### What you should do
Copy every line that contains the string "text" from the entries below.
####################
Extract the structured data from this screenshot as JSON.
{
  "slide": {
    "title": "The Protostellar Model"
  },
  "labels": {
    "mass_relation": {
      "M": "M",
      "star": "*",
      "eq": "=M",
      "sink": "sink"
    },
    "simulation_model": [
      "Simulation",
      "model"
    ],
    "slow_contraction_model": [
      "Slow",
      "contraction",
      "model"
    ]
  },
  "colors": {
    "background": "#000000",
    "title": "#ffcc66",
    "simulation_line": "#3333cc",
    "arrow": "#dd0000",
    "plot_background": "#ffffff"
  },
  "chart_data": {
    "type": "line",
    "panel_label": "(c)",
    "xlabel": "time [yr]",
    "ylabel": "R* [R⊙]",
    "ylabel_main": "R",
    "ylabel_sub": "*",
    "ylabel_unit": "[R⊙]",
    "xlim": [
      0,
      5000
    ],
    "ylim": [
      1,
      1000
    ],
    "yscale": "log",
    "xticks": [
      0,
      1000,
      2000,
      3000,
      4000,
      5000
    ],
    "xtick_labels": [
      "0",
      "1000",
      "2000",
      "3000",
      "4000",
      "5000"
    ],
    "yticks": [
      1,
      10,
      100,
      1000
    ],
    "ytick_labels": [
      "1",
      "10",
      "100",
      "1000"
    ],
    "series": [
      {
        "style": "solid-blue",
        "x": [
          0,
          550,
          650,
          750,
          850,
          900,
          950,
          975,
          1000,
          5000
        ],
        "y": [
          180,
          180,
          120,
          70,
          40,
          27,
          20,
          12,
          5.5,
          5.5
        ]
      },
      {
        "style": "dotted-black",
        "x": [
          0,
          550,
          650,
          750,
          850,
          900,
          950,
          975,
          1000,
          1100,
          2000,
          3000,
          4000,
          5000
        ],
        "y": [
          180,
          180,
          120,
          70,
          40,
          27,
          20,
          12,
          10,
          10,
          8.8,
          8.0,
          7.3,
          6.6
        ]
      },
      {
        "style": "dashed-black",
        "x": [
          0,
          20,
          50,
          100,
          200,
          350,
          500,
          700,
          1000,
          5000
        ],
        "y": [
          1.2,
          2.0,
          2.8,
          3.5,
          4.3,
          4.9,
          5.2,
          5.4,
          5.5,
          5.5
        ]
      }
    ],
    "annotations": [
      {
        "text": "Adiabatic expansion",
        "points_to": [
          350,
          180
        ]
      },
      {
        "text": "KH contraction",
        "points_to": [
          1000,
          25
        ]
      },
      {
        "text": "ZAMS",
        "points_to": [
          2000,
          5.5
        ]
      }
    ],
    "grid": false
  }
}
####################
### Task solution
        "text": "Adiabatic expansion",
        "text": "KH contraction",
        "text": "ZAMS",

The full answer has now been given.